**GIVEN INSTRUCTION**
Print each line of the listing once more, precisely as given.

[Dataset items]
■ ■ ■ ■ ■
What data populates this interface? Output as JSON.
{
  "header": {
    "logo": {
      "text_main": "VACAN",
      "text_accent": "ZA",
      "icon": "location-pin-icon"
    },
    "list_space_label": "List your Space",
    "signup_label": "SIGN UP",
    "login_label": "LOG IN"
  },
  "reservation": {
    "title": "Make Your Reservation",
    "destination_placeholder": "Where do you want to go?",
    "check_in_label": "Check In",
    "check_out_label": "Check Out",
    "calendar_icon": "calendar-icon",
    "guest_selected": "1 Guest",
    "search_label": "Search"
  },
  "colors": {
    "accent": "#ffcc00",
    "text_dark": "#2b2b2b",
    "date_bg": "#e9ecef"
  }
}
■ ■ ■ ■ ■
**WORKED ANSWER**
What data populates this interface? Output as JSON.
{
  "header": {
    "logo": {
      "text_main": "VACAN",
      "text_accent": "ZA",
      "icon": "location-pin-icon"
    },
    "list_space_label": "List your Space",
    "signup_label": "SIGN UP",
    "login_label": "LOG IN"
  },
  "reservation": {
    "title": "Make Your Reservation",
    "destination_placeholder": "Where do you want to go?",
    "check_in_label": "Check In",
    "check_out_label": "Check Out",
    "calendar_icon": "calendar-icon",
    "guest_selected": "1 Guest",
    "search_label": "Search"
  },
  "colors": {
    "accent": "#ffcc00",
    "text_dark": "#2b2b2b",
    "date_bg": "#e9ecef"
  }
}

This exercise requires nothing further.